***** PROVIDED RECORDS

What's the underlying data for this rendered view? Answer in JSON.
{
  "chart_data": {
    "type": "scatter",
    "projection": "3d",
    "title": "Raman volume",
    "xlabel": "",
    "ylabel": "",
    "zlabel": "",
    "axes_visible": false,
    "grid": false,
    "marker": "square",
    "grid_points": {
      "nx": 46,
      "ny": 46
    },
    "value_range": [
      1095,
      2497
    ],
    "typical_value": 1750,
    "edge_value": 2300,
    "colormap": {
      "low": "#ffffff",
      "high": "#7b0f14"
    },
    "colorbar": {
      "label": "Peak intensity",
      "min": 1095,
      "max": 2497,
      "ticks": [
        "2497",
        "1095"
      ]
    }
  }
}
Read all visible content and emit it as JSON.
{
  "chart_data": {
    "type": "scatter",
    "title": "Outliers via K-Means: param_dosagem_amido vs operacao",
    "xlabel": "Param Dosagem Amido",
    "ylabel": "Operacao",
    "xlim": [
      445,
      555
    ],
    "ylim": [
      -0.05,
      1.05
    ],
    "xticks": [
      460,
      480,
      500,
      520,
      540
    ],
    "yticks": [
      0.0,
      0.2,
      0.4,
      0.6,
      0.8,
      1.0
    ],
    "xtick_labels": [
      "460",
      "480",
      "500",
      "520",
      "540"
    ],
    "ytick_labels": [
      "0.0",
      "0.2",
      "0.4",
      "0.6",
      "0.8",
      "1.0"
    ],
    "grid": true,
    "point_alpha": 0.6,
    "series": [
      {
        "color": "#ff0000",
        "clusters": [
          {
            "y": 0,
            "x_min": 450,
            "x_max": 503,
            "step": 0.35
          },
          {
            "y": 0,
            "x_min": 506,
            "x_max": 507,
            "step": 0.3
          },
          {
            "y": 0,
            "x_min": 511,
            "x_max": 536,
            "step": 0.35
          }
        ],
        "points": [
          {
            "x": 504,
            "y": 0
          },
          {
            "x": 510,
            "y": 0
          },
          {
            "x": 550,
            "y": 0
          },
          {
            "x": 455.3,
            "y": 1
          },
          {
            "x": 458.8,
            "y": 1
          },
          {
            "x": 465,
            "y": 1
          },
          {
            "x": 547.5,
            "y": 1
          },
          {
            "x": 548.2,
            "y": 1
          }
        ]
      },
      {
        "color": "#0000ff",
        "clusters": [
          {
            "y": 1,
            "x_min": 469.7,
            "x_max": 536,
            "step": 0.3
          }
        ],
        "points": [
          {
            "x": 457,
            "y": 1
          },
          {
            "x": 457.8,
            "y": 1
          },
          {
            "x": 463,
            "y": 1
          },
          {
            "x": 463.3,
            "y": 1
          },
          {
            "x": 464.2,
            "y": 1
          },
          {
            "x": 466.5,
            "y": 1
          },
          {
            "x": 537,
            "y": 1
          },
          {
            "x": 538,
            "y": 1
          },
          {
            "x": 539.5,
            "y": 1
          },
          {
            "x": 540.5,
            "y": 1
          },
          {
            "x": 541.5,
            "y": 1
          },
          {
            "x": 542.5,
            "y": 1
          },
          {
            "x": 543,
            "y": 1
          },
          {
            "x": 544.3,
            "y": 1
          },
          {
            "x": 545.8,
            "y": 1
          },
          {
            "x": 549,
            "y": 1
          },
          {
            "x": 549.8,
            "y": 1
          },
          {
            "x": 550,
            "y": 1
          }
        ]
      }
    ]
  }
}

**********

→ WORK INSTRUCTIONS: Looking at the listing above, count the lines that contain "JSON" and give nothing but the number.

→ OUTPUT: 2